• AIM:
Please render the data from its first line through the line containing "page-title: 填报量表 bbox=[187, 60, 263, 85]" as a Markdown table with the columns No. and Entry, numbering each row and omitting blank lines.

• RECORDED DATA:
_ _ _

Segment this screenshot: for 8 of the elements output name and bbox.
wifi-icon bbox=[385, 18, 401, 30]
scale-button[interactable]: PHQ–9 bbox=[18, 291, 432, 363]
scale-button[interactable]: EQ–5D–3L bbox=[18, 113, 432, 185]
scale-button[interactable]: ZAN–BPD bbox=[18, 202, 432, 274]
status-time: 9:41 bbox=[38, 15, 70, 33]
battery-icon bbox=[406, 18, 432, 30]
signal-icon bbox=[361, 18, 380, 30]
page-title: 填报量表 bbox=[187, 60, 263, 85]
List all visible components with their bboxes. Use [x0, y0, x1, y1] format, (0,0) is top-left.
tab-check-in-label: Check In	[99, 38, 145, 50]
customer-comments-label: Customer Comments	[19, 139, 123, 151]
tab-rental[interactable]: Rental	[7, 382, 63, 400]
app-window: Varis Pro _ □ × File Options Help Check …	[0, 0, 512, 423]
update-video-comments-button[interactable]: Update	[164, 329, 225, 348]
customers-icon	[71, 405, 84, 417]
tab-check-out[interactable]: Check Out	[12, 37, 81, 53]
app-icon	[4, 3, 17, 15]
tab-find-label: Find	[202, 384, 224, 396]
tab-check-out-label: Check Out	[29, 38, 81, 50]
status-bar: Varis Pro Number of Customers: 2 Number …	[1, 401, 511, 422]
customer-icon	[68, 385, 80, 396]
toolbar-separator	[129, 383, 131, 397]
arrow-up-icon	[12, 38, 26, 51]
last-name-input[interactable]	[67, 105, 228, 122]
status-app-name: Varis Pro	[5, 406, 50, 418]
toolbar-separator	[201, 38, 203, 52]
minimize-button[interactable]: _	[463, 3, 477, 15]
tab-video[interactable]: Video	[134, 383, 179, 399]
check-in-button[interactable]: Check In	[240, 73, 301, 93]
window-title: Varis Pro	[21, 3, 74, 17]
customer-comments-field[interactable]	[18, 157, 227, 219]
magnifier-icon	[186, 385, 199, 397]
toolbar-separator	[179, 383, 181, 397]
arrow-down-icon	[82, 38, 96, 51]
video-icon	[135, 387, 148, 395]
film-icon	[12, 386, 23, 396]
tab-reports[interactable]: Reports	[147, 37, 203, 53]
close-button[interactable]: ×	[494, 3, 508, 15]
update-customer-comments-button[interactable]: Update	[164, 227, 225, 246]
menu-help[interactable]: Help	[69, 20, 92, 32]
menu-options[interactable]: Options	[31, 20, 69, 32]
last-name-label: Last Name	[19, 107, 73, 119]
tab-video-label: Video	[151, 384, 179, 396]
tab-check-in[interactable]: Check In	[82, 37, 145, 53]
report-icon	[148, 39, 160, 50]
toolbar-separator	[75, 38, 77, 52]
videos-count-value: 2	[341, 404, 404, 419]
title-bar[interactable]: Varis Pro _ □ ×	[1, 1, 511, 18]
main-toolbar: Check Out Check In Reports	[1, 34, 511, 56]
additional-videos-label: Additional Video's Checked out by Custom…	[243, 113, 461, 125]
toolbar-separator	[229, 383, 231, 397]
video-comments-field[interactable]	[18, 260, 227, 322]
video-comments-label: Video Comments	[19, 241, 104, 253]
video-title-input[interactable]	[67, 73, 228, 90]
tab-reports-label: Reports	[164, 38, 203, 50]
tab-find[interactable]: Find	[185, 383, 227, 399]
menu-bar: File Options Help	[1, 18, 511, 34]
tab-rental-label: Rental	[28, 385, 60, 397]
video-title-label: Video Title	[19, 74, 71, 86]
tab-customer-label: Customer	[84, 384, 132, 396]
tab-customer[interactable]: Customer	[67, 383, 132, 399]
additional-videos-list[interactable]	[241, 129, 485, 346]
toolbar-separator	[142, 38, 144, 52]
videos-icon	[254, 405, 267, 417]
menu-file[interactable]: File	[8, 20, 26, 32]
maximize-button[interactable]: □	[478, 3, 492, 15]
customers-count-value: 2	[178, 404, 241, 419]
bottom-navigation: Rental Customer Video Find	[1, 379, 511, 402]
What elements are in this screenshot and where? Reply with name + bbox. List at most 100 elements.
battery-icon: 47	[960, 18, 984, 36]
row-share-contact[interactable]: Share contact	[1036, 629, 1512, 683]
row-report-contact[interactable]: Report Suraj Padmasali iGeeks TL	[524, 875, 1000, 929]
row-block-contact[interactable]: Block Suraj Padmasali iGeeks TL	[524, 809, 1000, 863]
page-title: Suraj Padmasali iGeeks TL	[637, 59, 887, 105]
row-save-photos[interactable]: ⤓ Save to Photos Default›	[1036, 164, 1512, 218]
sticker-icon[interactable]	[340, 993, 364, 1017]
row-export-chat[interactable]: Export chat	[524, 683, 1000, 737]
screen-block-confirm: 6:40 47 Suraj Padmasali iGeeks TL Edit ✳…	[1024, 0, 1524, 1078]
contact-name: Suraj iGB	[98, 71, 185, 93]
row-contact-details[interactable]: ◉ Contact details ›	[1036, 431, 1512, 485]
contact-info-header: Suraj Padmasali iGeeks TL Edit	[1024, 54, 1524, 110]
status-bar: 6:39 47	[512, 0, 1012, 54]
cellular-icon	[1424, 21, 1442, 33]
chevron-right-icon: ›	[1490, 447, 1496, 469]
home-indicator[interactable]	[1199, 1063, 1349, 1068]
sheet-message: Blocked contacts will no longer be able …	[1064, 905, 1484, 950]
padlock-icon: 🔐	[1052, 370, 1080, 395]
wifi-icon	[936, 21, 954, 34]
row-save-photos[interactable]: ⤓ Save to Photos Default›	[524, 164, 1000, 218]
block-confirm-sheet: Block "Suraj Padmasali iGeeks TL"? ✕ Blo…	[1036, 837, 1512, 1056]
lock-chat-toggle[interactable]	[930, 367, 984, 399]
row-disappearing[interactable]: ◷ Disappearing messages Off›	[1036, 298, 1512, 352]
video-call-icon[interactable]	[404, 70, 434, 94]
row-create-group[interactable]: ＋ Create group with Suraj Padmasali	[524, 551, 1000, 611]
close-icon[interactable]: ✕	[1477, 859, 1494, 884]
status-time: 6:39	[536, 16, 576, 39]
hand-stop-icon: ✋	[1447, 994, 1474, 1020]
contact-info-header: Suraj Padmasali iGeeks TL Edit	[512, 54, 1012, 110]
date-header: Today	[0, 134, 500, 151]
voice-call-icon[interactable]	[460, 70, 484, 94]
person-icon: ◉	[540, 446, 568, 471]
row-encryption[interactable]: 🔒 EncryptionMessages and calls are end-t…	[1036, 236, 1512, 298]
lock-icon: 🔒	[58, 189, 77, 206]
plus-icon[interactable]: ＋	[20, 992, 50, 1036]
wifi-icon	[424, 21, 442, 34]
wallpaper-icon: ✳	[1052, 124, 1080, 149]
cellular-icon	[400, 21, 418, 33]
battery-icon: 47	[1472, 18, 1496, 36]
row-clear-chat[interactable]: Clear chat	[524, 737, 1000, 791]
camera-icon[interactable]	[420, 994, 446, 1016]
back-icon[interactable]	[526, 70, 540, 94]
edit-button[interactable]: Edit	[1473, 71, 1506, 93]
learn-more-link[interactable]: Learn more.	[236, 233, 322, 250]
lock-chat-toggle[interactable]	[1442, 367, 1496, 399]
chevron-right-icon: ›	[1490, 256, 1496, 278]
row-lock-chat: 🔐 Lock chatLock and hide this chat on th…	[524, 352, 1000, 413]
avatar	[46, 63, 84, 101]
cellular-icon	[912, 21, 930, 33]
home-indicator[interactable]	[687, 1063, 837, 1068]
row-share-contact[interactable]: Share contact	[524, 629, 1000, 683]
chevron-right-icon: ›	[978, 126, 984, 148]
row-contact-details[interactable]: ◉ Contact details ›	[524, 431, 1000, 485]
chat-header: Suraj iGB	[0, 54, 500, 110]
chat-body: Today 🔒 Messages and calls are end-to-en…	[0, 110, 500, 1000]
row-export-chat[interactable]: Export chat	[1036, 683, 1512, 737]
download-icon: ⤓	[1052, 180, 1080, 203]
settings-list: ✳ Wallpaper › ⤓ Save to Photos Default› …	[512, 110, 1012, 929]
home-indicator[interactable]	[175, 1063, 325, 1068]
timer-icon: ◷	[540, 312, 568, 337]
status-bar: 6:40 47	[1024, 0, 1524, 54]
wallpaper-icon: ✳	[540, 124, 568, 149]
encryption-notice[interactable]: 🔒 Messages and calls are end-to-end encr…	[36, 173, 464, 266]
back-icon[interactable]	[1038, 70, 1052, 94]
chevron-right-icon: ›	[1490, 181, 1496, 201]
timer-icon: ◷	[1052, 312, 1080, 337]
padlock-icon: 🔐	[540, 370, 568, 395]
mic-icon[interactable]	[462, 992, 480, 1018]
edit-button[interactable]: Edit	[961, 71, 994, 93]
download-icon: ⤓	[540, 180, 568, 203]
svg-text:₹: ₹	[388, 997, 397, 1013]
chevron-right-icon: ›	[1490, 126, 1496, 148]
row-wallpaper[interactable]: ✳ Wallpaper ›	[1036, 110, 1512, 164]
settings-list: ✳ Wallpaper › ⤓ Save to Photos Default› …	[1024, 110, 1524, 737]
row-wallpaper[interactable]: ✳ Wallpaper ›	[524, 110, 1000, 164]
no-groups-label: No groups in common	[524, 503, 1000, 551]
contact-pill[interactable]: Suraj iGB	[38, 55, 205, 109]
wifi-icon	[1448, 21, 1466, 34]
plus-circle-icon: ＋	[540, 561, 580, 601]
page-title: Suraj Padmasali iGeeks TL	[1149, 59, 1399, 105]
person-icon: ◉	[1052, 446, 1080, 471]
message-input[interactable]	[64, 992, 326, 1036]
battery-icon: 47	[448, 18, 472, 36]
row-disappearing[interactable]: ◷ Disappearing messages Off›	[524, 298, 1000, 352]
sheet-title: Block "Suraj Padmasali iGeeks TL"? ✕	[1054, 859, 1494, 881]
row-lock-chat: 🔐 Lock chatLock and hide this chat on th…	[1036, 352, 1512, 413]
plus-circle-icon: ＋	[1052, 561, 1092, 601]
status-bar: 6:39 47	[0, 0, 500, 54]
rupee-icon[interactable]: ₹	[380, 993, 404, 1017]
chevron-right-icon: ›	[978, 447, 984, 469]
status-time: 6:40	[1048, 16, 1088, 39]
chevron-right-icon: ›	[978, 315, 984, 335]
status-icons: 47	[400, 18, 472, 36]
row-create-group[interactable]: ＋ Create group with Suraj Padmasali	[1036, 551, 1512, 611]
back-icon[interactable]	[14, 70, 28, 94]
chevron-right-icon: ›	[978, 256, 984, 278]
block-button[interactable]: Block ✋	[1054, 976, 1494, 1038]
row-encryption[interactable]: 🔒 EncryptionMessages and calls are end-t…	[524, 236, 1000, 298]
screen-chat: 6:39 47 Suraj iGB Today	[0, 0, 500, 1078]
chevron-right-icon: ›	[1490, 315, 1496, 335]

_ _ _

• THE ANSWER:
| No. | Entry |
|---|---|
| 1 | Segment this screenshot: for 8 of the elements output name and bbox. |
| 2 | wifi-icon bbox=[385, 18, 401, 30] |
| 3 | scale-button[interactable]: PHQ–9 bbox=[18, 291, 432, 363] |
| 4 | scale-button[interactable]: EQ–5D–3L bbox=[18, 113, 432, 185] |
| 5 | scale-button[interactable]: ZAN–BPD bbox=[18, 202, 432, 274] |
| 6 | status-time: 9:41 bbox=[38, 15, 70, 33] |
| 7 | battery-icon bbox=[406, 18, 432, 30] |
| 8 | signal-icon bbox=[361, 18, 380, 30] |
| 9 | page-title: 填报量表 bbox=[187, 60, 263, 85] |